■ WORK REQUIRED ■
Check every line of the entries below for the word "Network", and copy the ones that have it.

■ TASK DATA ■
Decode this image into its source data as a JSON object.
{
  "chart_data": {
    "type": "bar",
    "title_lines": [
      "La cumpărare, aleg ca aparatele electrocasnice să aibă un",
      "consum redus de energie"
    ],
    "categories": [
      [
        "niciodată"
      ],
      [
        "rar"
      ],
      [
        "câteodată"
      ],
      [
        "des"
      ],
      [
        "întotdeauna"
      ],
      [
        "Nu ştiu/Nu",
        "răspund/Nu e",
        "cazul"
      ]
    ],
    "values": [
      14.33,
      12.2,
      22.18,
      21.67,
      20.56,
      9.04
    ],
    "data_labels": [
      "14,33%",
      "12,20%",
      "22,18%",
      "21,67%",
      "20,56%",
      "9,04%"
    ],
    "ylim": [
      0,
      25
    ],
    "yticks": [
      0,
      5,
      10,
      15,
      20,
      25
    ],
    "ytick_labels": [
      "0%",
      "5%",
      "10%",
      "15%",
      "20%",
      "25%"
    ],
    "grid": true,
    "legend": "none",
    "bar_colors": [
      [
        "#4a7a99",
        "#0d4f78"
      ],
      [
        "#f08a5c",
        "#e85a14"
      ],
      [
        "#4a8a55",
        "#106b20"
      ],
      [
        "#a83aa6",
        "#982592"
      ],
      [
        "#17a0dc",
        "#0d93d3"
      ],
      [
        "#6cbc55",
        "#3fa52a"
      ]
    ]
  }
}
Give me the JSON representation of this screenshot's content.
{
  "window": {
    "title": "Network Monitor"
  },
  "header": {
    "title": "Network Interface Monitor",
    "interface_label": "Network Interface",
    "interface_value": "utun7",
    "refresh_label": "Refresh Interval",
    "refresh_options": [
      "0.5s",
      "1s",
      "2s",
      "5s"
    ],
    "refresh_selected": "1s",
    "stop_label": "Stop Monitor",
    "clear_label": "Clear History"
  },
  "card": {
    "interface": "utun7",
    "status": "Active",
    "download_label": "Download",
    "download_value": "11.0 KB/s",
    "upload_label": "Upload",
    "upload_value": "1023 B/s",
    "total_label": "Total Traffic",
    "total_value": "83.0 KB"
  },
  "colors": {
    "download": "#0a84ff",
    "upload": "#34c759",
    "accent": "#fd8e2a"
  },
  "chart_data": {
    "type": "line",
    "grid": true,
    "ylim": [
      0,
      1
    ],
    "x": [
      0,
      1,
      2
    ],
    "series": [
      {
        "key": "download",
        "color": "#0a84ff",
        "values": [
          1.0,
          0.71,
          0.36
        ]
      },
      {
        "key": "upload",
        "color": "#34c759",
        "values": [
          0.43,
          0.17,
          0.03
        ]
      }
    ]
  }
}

■ OUTPUT BELOW ■
    "title": "Network Monitor"
    "title": "Network Interface Monitor",
    "interface_label": "Network Interface",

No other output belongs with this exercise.